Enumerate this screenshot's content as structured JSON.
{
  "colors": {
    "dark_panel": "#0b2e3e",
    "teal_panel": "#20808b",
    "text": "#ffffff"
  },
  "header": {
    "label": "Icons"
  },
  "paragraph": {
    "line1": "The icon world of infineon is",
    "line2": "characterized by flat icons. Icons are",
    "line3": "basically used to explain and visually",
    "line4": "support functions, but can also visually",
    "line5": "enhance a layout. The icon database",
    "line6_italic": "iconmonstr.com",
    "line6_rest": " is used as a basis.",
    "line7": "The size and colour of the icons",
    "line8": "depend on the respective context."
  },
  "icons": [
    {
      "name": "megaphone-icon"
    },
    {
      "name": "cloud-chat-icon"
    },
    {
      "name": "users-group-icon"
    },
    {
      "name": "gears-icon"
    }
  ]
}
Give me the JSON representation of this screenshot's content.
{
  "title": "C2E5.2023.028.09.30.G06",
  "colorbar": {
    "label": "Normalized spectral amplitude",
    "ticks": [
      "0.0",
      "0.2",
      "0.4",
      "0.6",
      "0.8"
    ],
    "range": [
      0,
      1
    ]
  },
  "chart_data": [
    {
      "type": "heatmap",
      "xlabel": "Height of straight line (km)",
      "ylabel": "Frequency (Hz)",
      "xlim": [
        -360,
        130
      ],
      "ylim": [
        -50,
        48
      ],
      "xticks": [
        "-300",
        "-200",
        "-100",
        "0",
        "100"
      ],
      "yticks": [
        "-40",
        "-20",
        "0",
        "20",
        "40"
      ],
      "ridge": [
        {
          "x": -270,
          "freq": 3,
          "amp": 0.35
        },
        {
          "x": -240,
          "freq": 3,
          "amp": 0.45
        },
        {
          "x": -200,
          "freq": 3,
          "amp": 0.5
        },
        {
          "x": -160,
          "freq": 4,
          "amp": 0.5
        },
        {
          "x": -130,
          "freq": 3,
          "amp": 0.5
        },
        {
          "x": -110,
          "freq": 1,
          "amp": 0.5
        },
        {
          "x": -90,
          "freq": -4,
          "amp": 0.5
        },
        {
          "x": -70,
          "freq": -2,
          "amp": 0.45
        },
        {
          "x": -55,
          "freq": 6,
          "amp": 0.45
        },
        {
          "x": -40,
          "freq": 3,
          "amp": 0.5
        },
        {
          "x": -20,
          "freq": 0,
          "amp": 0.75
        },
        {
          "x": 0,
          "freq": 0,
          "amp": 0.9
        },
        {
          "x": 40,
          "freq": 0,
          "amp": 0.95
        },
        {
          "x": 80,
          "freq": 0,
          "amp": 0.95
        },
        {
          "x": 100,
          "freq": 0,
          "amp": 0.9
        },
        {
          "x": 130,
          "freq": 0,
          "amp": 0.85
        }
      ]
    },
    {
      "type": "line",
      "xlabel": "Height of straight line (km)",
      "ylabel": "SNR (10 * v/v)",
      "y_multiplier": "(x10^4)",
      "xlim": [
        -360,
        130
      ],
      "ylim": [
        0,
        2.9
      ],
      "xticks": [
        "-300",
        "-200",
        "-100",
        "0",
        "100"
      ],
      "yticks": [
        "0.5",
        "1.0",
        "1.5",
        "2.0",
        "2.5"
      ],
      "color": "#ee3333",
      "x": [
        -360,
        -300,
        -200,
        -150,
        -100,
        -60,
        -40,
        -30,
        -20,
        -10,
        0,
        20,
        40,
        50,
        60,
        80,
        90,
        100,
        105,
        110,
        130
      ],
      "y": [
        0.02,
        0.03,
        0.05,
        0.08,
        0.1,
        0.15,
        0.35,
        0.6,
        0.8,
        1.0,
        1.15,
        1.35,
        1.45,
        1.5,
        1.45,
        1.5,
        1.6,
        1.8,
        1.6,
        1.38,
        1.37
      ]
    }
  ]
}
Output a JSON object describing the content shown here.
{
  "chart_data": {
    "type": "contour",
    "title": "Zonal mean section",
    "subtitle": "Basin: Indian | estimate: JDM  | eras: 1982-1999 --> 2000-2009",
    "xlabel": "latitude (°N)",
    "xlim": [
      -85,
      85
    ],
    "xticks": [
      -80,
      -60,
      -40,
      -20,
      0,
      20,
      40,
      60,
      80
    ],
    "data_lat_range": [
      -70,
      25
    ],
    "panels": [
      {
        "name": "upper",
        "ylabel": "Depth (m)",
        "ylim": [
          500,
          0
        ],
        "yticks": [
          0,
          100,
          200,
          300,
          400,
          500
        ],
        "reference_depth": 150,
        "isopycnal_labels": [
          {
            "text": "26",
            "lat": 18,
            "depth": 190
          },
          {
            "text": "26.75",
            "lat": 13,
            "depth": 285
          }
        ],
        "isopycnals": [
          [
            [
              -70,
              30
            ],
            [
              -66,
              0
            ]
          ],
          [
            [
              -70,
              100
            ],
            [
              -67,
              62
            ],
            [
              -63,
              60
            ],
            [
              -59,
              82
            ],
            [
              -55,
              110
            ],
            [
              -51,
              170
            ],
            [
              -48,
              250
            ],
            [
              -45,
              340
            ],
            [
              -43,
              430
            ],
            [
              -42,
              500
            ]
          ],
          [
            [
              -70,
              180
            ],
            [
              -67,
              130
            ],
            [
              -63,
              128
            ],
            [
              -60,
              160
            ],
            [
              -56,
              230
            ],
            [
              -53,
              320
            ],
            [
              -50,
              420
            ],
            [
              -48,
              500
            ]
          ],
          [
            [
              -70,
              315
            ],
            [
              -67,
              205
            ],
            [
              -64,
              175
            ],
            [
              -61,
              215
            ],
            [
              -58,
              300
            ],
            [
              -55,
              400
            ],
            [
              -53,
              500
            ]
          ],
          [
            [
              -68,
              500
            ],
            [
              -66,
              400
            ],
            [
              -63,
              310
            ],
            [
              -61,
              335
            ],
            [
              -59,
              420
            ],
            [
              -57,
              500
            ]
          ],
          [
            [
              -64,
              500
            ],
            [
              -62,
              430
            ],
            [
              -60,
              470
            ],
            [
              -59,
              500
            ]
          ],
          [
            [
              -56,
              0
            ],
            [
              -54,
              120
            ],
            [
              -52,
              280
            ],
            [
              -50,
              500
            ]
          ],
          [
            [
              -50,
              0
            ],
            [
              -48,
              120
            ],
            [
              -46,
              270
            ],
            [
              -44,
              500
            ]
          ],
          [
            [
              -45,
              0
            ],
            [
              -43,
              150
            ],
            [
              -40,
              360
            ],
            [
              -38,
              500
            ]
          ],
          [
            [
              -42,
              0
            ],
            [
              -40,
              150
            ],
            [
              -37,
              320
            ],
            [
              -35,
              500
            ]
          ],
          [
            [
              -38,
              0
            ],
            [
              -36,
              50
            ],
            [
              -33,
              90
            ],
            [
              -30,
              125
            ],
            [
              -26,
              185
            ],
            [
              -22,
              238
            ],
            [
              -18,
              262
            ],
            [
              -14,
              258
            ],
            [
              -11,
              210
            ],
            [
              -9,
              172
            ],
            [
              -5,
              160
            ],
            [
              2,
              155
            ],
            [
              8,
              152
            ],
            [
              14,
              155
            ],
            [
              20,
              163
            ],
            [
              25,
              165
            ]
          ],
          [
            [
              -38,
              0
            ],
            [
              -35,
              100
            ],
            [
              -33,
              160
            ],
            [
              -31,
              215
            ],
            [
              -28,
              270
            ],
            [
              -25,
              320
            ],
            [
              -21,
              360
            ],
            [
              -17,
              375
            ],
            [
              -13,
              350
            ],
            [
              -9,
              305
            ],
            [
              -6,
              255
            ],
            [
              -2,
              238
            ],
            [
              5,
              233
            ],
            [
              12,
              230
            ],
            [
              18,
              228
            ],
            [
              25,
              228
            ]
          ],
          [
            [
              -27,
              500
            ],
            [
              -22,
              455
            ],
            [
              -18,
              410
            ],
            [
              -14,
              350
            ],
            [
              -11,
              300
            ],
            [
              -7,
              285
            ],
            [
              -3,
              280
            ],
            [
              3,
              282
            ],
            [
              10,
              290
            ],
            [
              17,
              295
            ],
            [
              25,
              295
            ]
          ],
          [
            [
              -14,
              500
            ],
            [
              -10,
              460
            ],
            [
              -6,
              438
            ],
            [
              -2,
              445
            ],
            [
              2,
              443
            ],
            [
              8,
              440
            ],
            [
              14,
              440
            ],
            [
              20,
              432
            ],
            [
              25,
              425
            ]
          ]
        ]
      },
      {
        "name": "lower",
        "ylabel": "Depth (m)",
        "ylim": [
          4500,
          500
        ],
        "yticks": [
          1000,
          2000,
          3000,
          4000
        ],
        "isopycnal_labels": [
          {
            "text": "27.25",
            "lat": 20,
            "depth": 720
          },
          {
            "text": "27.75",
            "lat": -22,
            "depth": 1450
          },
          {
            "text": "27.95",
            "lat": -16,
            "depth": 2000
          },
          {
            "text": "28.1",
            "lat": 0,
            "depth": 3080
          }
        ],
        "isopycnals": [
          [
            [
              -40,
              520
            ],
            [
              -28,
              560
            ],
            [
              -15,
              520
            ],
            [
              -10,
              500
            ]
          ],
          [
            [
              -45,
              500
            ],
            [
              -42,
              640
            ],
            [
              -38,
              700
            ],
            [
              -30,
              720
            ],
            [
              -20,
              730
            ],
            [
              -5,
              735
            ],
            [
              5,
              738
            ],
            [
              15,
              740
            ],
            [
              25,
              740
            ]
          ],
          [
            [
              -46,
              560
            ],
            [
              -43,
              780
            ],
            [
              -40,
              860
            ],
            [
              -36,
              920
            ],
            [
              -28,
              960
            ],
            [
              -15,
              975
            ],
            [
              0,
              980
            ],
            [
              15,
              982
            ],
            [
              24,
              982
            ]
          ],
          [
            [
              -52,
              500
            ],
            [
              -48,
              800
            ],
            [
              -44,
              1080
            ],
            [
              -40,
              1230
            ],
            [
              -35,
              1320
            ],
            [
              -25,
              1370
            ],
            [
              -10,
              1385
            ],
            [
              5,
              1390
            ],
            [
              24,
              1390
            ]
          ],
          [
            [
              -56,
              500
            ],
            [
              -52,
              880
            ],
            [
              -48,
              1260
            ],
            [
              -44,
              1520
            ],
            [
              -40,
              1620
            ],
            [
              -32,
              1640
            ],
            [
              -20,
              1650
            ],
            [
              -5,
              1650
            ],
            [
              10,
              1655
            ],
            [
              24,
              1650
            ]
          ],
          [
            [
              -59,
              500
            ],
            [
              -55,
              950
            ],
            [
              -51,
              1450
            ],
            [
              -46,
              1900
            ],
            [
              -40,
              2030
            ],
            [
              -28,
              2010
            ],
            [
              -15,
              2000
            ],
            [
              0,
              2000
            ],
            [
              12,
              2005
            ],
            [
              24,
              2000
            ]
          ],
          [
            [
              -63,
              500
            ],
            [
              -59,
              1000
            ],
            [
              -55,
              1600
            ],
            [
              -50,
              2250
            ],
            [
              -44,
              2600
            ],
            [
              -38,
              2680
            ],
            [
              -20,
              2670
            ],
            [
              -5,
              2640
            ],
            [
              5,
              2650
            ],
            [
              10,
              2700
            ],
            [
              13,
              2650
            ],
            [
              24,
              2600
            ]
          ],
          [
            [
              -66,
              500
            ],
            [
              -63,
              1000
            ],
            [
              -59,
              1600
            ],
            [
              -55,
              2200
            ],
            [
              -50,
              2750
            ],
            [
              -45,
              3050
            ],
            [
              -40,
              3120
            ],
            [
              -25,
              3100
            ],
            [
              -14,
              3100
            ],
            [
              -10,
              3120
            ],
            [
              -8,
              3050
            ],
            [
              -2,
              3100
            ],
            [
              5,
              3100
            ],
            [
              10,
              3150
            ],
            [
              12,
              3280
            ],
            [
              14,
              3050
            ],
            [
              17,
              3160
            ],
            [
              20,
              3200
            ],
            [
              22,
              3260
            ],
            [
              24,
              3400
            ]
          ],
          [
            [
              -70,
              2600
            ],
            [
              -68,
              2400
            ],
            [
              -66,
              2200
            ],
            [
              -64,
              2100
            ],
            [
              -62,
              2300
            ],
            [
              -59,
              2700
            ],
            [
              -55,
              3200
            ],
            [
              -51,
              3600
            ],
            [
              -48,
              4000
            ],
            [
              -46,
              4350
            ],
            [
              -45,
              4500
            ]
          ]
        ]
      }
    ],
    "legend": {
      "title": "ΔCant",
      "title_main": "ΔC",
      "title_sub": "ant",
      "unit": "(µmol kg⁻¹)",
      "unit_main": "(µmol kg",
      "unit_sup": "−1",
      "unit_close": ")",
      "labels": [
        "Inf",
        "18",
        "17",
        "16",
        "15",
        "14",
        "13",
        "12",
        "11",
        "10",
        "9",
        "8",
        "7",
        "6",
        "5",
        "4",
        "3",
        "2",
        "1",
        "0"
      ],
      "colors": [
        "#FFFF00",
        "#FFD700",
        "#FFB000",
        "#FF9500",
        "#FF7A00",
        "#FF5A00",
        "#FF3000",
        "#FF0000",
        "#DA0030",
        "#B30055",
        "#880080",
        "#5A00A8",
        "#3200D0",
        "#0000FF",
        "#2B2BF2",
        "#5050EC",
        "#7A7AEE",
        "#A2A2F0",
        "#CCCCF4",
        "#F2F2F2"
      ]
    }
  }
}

+ + + + +

◆ **What you are asked to do**
Find each line holding "this". Copy it out.

◆ **Result below**
Enumerate this screenshot's content as structured JSON.
Give me the JSON representation of this screenshot's content.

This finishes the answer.